▶ _Objective_
Reproduce the line that contains "What text is on this page?" and every line after it through the end of the records, exactly, with nothing added.

>> BEGIN

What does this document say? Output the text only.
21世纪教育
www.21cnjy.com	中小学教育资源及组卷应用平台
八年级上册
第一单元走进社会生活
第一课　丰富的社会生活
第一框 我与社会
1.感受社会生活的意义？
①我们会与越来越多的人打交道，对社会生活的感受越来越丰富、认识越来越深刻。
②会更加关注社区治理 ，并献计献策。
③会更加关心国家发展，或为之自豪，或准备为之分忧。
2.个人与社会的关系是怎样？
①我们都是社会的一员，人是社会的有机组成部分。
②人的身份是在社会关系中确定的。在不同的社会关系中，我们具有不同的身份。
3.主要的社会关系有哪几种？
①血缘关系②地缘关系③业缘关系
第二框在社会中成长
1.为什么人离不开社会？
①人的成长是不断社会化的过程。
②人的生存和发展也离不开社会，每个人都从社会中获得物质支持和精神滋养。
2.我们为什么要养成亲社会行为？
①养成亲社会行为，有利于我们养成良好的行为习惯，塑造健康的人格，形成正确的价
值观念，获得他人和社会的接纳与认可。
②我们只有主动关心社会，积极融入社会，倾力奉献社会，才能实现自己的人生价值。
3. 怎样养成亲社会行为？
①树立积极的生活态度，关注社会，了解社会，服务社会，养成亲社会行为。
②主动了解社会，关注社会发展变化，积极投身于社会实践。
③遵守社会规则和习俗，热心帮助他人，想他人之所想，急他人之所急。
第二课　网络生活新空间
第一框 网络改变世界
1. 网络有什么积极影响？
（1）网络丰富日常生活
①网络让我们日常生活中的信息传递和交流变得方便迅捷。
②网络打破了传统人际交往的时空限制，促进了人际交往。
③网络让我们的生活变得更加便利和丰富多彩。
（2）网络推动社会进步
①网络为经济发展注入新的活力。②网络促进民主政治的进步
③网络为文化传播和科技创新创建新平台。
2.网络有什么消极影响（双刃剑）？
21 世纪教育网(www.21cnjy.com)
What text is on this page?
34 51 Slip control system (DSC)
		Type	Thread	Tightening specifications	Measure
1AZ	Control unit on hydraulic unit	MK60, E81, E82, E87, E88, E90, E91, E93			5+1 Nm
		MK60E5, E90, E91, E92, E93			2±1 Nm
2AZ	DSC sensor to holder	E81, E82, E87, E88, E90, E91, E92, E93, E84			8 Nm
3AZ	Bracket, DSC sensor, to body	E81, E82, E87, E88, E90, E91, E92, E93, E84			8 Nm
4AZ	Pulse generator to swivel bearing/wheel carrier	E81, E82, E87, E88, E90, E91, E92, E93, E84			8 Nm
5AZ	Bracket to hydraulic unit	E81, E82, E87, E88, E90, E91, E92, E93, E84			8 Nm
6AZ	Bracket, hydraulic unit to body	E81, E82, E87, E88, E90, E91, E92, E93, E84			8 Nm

>> END

▶ _Solution to the exercise_
What text is on this page?
34 51 Slip control system (DSC)
		Type	Thread	Tightening specifications	Measure
1AZ	Control unit on hydraulic unit	MK60, E81, E82, E87, E88, E90, E91, E93			5+1 Nm
		MK60E5, E90, E91, E92, E93			2±1 Nm
2AZ	DSC sensor to holder	E81, E82, E87, E88, E90, E91, E92, E93, E84			8 Nm
3AZ	Bracket, DSC sensor, to body	E81, E82, E87, E88, E90, E91, E92, E93, E84			8 Nm
4AZ	Pulse generator to swivel bearing/wheel carrier	E81, E82, E87, E88, E90, E91, E92, E93, E84			8 Nm
5AZ	Bracket to hydraulic unit	E81, E82, E87, E88, E90, E91, E92, E93, E84			8 Nm
6AZ	Bracket, hydraulic unit to body	E81, E82, E87, E88, E90, E91, E92, E93, E84			8 Nm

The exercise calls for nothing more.